> Short problem
Every record below should be printed exactly as given.

> Supplied records

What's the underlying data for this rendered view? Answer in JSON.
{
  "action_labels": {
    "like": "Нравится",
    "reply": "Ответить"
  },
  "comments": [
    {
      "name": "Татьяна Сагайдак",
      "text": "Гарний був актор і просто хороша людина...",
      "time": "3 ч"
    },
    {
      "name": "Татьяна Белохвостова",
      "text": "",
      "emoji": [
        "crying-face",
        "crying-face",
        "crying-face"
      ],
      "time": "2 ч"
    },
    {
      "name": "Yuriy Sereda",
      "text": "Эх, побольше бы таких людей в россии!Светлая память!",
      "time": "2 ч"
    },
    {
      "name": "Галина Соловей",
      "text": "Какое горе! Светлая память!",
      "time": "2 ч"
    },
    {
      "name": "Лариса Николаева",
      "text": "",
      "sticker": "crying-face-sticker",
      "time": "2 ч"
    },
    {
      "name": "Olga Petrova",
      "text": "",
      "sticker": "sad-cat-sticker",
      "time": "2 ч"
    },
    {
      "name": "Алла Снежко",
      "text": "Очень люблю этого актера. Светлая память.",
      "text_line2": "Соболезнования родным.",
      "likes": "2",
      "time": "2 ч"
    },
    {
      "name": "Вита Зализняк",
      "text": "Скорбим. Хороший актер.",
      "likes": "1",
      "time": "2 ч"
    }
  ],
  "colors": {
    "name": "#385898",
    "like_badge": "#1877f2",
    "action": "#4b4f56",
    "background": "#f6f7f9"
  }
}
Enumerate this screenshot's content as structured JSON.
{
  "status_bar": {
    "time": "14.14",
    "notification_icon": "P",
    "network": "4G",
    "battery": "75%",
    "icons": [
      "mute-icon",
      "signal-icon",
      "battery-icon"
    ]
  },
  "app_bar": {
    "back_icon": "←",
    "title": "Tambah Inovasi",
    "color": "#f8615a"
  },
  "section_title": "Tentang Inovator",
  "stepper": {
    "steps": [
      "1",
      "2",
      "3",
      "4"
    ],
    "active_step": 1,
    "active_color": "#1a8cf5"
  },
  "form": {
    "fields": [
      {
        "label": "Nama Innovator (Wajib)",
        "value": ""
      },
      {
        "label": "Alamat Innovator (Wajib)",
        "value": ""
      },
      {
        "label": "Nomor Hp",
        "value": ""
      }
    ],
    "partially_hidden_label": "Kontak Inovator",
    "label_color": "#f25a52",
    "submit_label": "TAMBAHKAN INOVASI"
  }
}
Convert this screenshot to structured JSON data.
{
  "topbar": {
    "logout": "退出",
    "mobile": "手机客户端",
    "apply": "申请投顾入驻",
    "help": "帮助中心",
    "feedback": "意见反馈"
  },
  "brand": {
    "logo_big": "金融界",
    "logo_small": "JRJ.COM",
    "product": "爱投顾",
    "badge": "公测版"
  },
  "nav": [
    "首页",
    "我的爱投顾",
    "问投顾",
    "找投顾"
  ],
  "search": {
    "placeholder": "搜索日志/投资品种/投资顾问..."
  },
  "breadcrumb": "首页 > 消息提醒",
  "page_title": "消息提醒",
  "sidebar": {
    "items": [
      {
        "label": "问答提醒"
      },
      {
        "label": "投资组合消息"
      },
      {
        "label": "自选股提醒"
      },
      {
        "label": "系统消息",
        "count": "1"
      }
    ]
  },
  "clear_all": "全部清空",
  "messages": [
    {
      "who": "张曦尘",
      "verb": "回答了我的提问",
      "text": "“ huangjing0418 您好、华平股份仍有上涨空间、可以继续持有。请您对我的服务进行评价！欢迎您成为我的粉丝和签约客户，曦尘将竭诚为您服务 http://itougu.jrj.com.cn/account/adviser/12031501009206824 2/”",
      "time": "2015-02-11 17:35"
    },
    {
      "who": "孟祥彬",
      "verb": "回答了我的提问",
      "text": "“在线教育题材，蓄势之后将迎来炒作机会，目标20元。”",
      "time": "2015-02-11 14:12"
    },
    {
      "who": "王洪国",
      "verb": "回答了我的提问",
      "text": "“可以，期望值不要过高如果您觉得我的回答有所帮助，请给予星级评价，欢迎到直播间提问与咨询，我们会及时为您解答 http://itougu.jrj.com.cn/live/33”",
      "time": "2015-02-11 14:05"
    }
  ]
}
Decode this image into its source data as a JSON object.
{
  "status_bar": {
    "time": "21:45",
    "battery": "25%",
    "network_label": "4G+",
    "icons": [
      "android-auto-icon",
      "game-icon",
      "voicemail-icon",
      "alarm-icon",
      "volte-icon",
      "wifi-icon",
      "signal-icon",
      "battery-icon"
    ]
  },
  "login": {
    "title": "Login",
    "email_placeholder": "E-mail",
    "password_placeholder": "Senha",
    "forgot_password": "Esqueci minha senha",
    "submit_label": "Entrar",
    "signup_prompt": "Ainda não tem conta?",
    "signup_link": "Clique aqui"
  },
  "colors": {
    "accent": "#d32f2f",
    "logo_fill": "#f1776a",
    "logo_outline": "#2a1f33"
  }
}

> Solved exercise
What's the underlying data for this rendered view? Answer in JSON.
{
  "action_labels": {
    "like": "Нравится",
    "reply": "Ответить"
  },
  "comments": [
    {
      "name": "Татьяна Сагайдак",
      "text": "Гарний був актор і просто хороша людина...",
      "time": "3 ч"
    },
    {
      "name": "Татьяна Белохвостова",
      "text": "",
      "emoji": [
        "crying-face",
        "crying-face",
        "crying-face"
      ],
      "time": "2 ч"
    },
    {
      "name": "Yuriy Sereda",
      "text": "Эх, побольше бы таких людей в россии!Светлая память!",
      "time": "2 ч"
    },
    {
      "name": "Галина Соловей",
      "text": "Какое горе! Светлая память!",
      "time": "2 ч"
    },
    {
      "name": "Лариса Николаева",
      "text": "",
      "sticker": "crying-face-sticker",
      "time": "2 ч"
    },
    {
      "name": "Olga Petrova",
      "text": "",
      "sticker": "sad-cat-sticker",
      "time": "2 ч"
    },
    {
      "name": "Алла Снежко",
      "text": "Очень люблю этого актера. Светлая память.",
      "text_line2": "Соболезнования родным.",
      "likes": "2",
      "time": "2 ч"
    },
    {
      "name": "Вита Зализняк",
      "text": "Скорбим. Хороший актер.",
      "likes": "1",
      "time": "2 ч"
    }
  ],
  "colors": {
    "name": "#385898",
    "like_badge": "#1877f2",
    "action": "#4b4f56",
    "background": "#f6f7f9"
  }
}
Enumerate this screenshot's content as structured JSON.
{
  "status_bar": {
    "time": "14.14",
    "notification_icon": "P",
    "network": "4G",
    "battery": "75%",
    "icons": [
      "mute-icon",
      "signal-icon",
      "battery-icon"
    ]
  },
  "app_bar": {
    "back_icon": "←",
    "title": "Tambah Inovasi",
    "color": "#f8615a"
  },
  "section_title": "Tentang Inovator",
  "stepper": {
    "steps": [
      "1",
      "2",
      "3",
      "4"
    ],
    "active_step": 1,
    "active_color": "#1a8cf5"
  },
  "form": {
    "fields": [
      {
        "label": "Nama Innovator (Wajib)",
        "value": ""
      },
      {
        "label": "Alamat Innovator (Wajib)",
        "value": ""
      },
      {
        "label": "Nomor Hp",
        "value": ""
      }
    ],
    "partially_hidden_label": "Kontak Inovator",
    "label_color": "#f25a52",
    "submit_label": "TAMBAHKAN INOVASI"
  }
}
Convert this screenshot to structured JSON data.
{
  "topbar": {
    "logout": "退出",
    "mobile": "手机客户端",
    "apply": "申请投顾入驻",
    "help": "帮助中心",
    "feedback": "意见反馈"
  },
  "brand": {
    "logo_big": "金融界",
    "logo_small": "JRJ.COM",
    "product": "爱投顾",
    "badge": "公测版"
  },
  "nav": [
    "首页",
    "我的爱投顾",
    "问投顾",
    "找投顾"
  ],
  "search": {
    "placeholder": "搜索日志/投资品种/投资顾问..."
  },
  "breadcrumb": "首页 > 消息提醒",
  "page_title": "消息提醒",
  "sidebar": {
    "items": [
      {
        "label": "问答提醒"
      },
      {
        "label": "投资组合消息"
      },
      {
        "label": "自选股提醒"
      },
      {
        "label": "系统消息",
        "count": "1"
      }
    ]
  },
  "clear_all": "全部清空",
  "messages": [
    {
      "who": "张曦尘",
      "verb": "回答了我的提问",
      "text": "“ huangjing0418 您好、华平股份仍有上涨空间、可以继续持有。请您对我的服务进行评价！欢迎您成为我的粉丝和签约客户，曦尘将竭诚为您服务 http://itougu.jrj.com.cn/account/adviser/12031501009206824 2/”",
      "time": "2015-02-11 17:35"
    },
    {
      "who": "孟祥彬",
      "verb": "回答了我的提问",
      "text": "“在线教育题材，蓄势之后将迎来炒作机会，目标20元。”",
      "time": "2015-02-11 14:12"
    },
    {
      "who": "王洪国",
      "verb": "回答了我的提问",
      "text": "“可以，期望值不要过高如果您觉得我的回答有所帮助，请给予星级评价，欢迎到直播间提问与咨询，我们会及时为您解答 http://itougu.jrj.com.cn/live/33”",
      "time": "2015-02-11 14:05"
    }
  ]
}
Decode this image into its source data as a JSON object.
{
  "status_bar": {
    "time": "21:45",
    "battery": "25%",
    "network_label": "4G+",
    "icons": [
      "android-auto-icon",
      "game-icon",
      "voicemail-icon",
      "alarm-icon",
      "volte-icon",
      "wifi-icon",
      "signal-icon",
      "battery-icon"
    ]
  },
  "login": {
    "title": "Login",
    "email_placeholder": "E-mail",
    "password_placeholder": "Senha",
    "forgot_password": "Esqueci minha senha",
    "submit_label": "Entrar",
    "signup_prompt": "Ainda não tem conta?",
    "signup_link": "Clique aqui"
  },
  "colors": {
    "accent": "#d32f2f",
    "logo_fill": "#f1776a",
    "logo_outline": "#2a1f33"
  }
}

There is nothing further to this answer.